Task objective
Wherever the word "xlabel" appears in the entries, copy the whole line.
--- begin ---
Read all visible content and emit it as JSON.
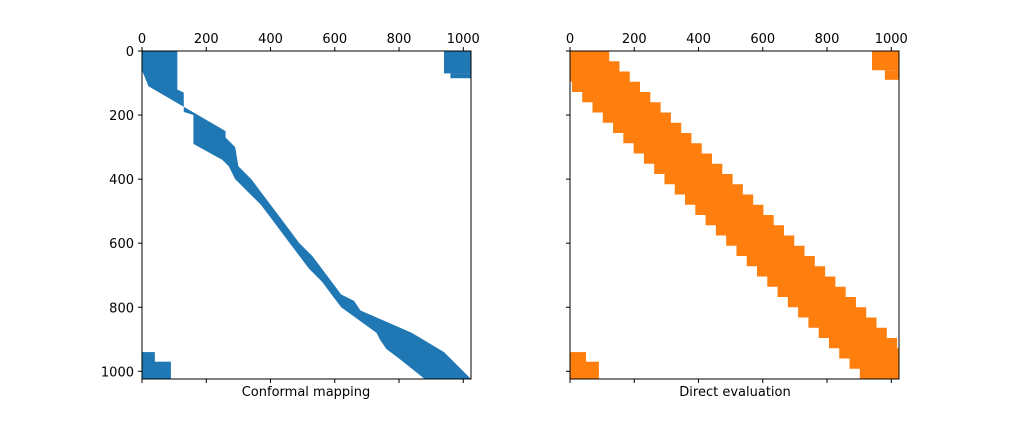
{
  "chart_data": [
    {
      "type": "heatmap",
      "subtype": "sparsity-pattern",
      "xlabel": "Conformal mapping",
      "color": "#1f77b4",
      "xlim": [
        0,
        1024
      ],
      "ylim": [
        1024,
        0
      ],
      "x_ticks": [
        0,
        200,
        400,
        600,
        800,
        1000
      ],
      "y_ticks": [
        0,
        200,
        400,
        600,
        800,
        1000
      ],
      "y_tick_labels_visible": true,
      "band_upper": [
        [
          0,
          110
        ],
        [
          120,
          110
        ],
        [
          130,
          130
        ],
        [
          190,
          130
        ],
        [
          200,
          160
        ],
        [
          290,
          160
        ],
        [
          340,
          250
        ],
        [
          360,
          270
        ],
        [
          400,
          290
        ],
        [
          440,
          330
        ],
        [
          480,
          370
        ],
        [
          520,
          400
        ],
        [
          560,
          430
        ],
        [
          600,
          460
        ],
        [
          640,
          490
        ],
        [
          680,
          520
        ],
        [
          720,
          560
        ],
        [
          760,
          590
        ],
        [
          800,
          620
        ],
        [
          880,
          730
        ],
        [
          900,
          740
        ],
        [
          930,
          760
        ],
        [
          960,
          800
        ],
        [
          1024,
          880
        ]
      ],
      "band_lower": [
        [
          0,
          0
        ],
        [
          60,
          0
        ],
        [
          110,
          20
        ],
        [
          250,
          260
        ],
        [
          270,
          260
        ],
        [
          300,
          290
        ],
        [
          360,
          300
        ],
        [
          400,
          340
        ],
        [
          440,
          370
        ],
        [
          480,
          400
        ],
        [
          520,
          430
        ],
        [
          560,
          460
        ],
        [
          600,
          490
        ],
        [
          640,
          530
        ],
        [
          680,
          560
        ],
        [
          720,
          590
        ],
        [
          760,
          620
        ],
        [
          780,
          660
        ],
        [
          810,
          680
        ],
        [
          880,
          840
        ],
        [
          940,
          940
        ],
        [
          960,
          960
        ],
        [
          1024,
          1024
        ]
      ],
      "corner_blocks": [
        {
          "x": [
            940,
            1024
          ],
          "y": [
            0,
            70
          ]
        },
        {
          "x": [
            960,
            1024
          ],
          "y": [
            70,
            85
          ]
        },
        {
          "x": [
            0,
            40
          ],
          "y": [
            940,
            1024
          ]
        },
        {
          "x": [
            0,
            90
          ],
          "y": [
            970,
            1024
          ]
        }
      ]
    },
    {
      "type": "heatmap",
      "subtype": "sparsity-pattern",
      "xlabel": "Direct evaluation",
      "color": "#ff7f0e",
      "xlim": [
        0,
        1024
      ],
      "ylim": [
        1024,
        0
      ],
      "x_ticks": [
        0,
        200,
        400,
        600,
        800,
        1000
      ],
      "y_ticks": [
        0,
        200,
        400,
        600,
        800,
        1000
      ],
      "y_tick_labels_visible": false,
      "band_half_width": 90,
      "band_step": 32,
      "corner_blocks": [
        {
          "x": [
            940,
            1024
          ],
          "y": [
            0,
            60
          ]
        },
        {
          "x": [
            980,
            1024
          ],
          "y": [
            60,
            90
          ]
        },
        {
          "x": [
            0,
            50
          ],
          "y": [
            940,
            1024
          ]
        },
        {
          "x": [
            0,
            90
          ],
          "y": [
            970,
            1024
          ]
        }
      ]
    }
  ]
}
--- end ---
--- begin ---
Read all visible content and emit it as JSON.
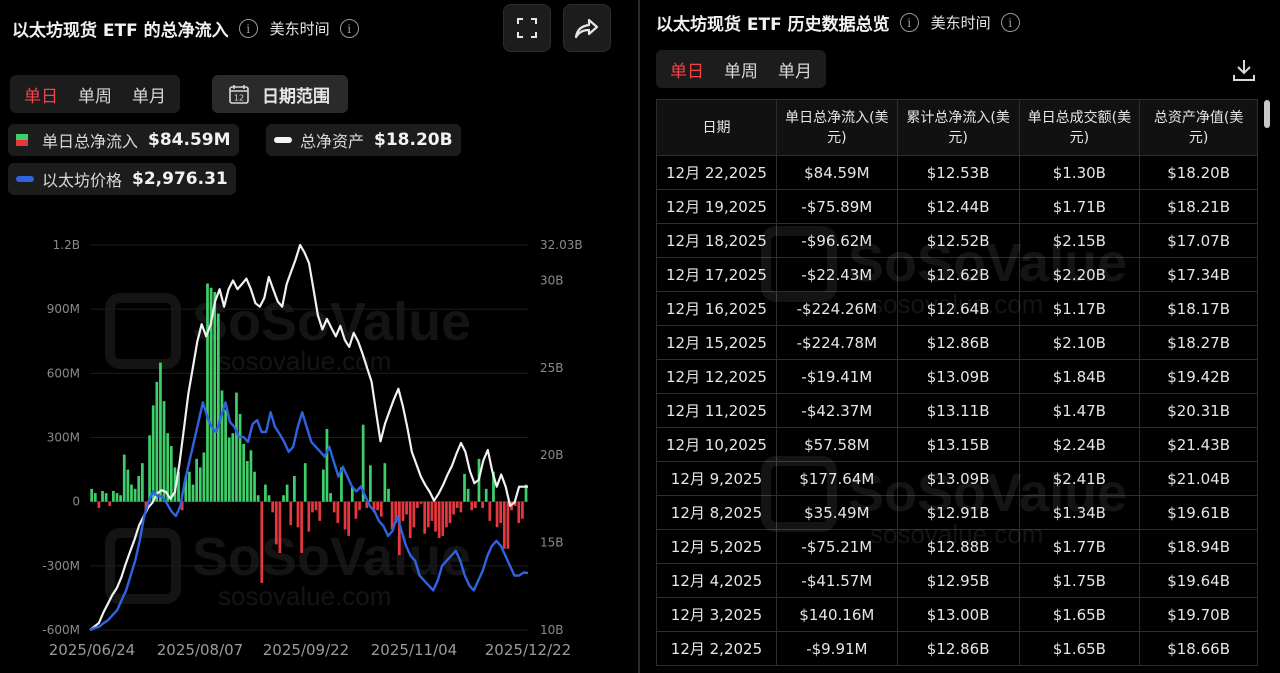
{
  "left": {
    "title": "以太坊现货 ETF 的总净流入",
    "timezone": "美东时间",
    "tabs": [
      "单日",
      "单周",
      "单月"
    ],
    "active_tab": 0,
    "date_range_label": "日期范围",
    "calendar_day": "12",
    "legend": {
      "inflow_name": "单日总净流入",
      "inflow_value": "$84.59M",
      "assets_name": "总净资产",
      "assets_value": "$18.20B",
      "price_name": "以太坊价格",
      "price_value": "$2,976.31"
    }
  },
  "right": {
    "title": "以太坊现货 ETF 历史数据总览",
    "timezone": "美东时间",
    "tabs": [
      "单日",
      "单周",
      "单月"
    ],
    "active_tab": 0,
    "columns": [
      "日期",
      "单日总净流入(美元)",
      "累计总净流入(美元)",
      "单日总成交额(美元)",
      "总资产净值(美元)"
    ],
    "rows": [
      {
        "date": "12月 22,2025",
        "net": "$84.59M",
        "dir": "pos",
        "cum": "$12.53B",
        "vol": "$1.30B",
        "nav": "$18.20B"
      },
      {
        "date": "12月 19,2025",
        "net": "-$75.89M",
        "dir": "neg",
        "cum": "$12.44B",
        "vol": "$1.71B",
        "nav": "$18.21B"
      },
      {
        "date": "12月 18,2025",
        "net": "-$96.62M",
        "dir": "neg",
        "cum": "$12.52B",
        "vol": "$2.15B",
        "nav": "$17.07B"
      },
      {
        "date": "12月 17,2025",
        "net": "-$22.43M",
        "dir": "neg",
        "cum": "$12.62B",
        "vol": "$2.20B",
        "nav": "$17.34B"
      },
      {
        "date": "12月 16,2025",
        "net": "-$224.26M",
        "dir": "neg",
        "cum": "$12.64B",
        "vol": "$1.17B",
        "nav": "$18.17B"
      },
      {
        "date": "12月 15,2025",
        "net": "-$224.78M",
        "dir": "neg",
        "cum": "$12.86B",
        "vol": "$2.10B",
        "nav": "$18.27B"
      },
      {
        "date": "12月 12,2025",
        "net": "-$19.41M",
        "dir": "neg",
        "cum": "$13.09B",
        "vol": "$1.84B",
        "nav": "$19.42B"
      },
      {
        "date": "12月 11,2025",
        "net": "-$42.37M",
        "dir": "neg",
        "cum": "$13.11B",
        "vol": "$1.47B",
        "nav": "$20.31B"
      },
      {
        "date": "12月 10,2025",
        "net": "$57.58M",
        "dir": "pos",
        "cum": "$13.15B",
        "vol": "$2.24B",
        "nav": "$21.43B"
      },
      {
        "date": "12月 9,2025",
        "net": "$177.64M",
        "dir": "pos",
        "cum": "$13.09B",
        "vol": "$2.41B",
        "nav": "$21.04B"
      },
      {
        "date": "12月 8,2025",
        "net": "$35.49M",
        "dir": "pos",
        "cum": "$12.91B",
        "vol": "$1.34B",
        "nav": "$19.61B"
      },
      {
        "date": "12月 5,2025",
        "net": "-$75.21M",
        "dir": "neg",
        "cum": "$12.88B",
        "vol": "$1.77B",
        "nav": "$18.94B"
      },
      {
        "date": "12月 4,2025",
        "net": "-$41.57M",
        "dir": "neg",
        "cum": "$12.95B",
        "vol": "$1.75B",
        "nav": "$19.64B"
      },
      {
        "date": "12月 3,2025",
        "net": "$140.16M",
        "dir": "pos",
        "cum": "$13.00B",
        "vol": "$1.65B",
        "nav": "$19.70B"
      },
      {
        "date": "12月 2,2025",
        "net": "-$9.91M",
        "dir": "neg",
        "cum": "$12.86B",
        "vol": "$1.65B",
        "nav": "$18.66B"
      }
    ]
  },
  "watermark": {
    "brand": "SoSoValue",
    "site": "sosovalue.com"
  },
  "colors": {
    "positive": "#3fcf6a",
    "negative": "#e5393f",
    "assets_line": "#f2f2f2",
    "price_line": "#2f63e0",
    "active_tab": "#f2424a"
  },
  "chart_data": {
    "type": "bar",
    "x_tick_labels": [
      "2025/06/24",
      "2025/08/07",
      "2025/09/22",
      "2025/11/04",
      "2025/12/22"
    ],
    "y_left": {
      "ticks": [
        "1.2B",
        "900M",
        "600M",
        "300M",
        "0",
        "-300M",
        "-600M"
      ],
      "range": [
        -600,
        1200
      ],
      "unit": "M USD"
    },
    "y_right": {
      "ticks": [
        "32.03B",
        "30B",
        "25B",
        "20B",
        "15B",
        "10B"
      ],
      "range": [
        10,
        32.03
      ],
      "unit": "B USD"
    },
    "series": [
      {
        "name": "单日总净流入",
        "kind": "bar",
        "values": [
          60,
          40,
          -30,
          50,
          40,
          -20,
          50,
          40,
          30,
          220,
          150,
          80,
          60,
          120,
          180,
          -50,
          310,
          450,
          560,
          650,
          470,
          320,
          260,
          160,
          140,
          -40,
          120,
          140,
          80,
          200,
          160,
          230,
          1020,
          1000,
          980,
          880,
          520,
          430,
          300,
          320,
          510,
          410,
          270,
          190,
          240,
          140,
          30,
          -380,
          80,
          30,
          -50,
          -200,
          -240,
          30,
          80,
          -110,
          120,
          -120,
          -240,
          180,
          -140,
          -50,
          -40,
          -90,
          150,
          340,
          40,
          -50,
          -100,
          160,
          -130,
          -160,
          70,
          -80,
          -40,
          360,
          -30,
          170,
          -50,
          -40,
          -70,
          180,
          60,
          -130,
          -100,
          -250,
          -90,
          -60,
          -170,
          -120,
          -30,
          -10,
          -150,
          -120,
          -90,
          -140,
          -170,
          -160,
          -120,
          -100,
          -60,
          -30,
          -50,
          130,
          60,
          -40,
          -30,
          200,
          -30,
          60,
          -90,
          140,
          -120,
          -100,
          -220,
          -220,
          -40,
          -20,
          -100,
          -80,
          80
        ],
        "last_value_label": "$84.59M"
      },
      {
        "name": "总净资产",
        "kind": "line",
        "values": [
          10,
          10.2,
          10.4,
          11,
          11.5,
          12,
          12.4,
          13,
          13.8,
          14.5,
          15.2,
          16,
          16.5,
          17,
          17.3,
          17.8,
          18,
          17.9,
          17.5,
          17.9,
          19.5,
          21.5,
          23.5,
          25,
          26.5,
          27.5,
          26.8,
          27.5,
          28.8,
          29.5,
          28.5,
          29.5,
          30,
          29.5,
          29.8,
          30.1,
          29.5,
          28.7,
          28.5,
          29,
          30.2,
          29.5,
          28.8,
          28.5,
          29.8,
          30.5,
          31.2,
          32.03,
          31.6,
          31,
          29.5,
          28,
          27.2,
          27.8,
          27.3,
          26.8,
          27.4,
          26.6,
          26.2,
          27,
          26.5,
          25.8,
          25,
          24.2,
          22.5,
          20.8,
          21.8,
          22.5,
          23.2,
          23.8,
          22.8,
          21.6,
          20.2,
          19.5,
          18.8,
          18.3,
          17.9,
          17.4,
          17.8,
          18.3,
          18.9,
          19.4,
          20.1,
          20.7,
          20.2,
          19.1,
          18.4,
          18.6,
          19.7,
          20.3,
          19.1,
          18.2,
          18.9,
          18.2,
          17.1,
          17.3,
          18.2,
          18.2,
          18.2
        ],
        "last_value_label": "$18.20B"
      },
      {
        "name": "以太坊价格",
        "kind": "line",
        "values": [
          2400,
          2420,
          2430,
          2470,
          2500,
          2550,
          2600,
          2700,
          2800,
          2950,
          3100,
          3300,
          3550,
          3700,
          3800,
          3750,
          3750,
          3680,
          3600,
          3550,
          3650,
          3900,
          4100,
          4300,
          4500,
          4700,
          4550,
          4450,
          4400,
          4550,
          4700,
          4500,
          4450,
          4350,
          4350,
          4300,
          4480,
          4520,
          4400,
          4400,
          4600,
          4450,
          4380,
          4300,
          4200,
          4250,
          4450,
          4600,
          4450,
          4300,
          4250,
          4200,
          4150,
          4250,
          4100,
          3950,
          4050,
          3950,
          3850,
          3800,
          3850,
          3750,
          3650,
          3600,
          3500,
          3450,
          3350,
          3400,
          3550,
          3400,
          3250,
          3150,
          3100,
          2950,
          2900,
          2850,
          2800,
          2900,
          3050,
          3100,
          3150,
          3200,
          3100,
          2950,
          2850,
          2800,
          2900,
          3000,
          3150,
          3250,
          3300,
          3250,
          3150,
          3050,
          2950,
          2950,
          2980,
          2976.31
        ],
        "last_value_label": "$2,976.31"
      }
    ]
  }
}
--- end ---
Final answer
      "xlabel": "Conformal mapping",
      "xlabel": "Direct evaluation",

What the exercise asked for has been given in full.